◆ WORK TO COMPLETE: Repeat every row below without changing a single character, and keep them in their original order.
** Start of SUPPLIED RECORDS **
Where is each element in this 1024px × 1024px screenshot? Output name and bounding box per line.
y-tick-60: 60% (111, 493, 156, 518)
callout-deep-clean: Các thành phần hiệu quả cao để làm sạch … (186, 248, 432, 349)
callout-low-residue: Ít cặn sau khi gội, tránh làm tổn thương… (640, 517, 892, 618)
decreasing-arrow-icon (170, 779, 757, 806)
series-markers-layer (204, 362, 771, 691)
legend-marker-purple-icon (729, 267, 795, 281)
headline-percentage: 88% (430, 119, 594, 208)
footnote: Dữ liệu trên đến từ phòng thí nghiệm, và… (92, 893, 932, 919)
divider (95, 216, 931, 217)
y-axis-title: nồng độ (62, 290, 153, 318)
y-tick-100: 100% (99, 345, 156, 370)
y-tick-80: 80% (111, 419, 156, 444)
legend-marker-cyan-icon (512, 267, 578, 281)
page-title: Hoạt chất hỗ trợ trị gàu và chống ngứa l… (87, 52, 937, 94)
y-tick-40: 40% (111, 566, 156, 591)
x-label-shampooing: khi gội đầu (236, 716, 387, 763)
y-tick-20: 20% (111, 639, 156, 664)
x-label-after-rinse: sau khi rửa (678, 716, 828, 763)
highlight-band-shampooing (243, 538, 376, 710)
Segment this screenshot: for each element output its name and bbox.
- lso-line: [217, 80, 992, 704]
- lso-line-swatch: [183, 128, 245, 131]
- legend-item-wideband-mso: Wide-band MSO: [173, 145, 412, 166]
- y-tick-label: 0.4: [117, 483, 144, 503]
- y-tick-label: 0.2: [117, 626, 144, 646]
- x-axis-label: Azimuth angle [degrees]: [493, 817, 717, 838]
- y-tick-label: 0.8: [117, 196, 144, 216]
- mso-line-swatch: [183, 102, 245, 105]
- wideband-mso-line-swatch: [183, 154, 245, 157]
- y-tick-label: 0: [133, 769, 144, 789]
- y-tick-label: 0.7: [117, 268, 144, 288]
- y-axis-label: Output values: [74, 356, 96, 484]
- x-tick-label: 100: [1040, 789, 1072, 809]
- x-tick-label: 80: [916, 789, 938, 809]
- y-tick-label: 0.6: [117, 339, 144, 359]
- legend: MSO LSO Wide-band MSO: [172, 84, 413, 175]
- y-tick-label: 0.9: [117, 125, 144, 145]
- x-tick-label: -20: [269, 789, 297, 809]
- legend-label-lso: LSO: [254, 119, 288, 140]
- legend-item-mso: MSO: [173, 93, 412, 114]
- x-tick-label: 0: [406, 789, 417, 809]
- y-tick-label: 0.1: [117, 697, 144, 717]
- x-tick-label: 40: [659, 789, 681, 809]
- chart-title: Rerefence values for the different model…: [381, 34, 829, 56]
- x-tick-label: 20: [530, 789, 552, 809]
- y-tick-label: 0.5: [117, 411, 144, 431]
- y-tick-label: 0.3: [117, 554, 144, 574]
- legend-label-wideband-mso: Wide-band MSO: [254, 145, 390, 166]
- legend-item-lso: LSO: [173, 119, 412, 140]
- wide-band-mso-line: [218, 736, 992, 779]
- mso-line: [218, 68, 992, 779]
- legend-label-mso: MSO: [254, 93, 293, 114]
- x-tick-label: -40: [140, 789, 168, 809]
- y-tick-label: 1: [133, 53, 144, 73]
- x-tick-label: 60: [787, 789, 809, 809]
** End of SUPPLIED RECORDS **
◆ EXERCISE ANSWER:
Where is each element in this 1024px × 1024px screenshot? Output name and bounding box per line.
y-tick-60: 60% (111, 493, 156, 518)
callout-deep-clean: Các thành phần hiệu quả cao để làm sạch … (186, 248, 432, 349)
callout-low-residue: Ít cặn sau khi gội, tránh làm tổn thương… (640, 517, 892, 618)
decreasing-arrow-icon (170, 779, 757, 806)
series-markers-layer (204, 362, 771, 691)
legend-marker-purple-icon (729, 267, 795, 281)
headline-percentage: 88% (430, 119, 594, 208)
footnote: Dữ liệu trên đến từ phòng thí nghiệm, và… (92, 893, 932, 919)
divider (95, 216, 931, 217)
y-axis-title: nồng độ (62, 290, 153, 318)
y-tick-100: 100% (99, 345, 156, 370)
y-tick-80: 80% (111, 419, 156, 444)
legend-marker-cyan-icon (512, 267, 578, 281)
page-title: Hoạt chất hỗ trợ trị gàu và chống ngứa l… (87, 52, 937, 94)
y-tick-40: 40% (111, 566, 156, 591)
x-label-shampooing: khi gội đầu (236, 716, 387, 763)
y-tick-20: 20% (111, 639, 156, 664)
x-label-after-rinse: sau khi rửa (678, 716, 828, 763)
highlight-band-shampooing (243, 538, 376, 710)
Segment this screenshot: for each element output its name and bbox.
- lso-line: [217, 80, 992, 704]
- lso-line-swatch: [183, 128, 245, 131]
- legend-item-wideband-mso: Wide-band MSO: [173, 145, 412, 166]
- y-tick-label: 0.4: [117, 483, 144, 503]
- y-tick-label: 0.2: [117, 626, 144, 646]
- x-axis-label: Azimuth angle [degrees]: [493, 817, 717, 838]
- y-tick-label: 0.8: [117, 196, 144, 216]
- mso-line-swatch: [183, 102, 245, 105]
- wideband-mso-line-swatch: [183, 154, 245, 157]
- y-tick-label: 0: [133, 769, 144, 789]
- y-tick-label: 0.7: [117, 268, 144, 288]
- y-axis-label: Output values: [74, 356, 96, 484]
- x-tick-label: 100: [1040, 789, 1072, 809]
- x-tick-label: 80: [916, 789, 938, 809]
- y-tick-label: 0.6: [117, 339, 144, 359]
- legend: MSO LSO Wide-band MSO: [172, 84, 413, 175]
- y-tick-label: 0.9: [117, 125, 144, 145]
- x-tick-label: -20: [269, 789, 297, 809]
- legend-label-lso: LSO: [254, 119, 288, 140]
- legend-item-mso: MSO: [173, 93, 412, 114]
- x-tick-label: 0: [406, 789, 417, 809]
- y-tick-label: 0.1: [117, 697, 144, 717]
- x-tick-label: 40: [659, 789, 681, 809]
- chart-title: Rerefence values for the different model…: [381, 34, 829, 56]
- x-tick-label: 20: [530, 789, 552, 809]
- y-tick-label: 0.5: [117, 411, 144, 431]
- y-tick-label: 0.3: [117, 554, 144, 574]
- legend-label-wideband-mso: Wide-band MSO: [254, 145, 390, 166]
- legend-item-lso: LSO: [173, 119, 412, 140]
- wide-band-mso-line: [218, 736, 992, 779]
- mso-line: [218, 68, 992, 779]
- legend-label-mso: MSO: [254, 93, 293, 114]
- x-tick-label: -40: [140, 789, 168, 809]
- y-tick-label: 1: [133, 53, 144, 73]
- x-tick-label: 60: [787, 789, 809, 809]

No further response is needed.